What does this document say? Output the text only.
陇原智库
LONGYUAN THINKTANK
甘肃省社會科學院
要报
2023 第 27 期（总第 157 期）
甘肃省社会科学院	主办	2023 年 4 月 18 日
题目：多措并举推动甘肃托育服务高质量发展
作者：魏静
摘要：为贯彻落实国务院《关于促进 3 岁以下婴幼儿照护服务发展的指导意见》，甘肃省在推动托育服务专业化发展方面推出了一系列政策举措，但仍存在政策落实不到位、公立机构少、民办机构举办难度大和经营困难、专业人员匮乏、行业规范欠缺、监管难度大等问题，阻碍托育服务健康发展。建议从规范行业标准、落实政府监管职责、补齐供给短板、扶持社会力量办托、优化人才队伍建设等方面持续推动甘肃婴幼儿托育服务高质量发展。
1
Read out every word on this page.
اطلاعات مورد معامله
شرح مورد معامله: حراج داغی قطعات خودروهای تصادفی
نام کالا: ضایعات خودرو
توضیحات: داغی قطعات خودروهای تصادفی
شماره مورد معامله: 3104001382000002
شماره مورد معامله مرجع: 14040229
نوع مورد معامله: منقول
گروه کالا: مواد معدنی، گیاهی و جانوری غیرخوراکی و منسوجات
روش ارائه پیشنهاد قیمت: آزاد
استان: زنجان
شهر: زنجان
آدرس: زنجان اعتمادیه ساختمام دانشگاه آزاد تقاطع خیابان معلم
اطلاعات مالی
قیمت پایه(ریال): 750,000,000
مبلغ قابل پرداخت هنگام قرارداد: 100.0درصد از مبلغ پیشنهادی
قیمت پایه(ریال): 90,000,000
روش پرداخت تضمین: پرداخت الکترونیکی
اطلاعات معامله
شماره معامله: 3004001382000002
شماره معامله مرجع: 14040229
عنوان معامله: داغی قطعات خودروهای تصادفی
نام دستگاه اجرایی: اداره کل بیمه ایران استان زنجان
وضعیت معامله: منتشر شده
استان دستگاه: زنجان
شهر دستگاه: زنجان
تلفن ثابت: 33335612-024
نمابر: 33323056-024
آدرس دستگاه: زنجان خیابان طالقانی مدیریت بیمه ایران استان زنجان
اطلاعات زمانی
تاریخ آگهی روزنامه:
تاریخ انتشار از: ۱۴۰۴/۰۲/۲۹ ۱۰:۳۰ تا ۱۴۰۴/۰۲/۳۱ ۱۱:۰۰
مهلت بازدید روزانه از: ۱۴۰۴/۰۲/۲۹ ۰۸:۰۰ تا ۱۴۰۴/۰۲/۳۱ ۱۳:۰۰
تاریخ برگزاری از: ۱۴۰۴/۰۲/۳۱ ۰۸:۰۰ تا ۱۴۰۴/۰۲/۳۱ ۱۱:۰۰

☆ ☆ ☆ ☆ ☆

* _Stated problem_:
Pull out and copy each line containing the string "قطعات".

* _Complete response_:
شرح مورد معامله: حراج داغی قطعات خودروهای تصادفی
توضیحات: داغی قطعات خودروهای تصادفی
عنوان معامله: داغی قطعات خودروهای تصادفی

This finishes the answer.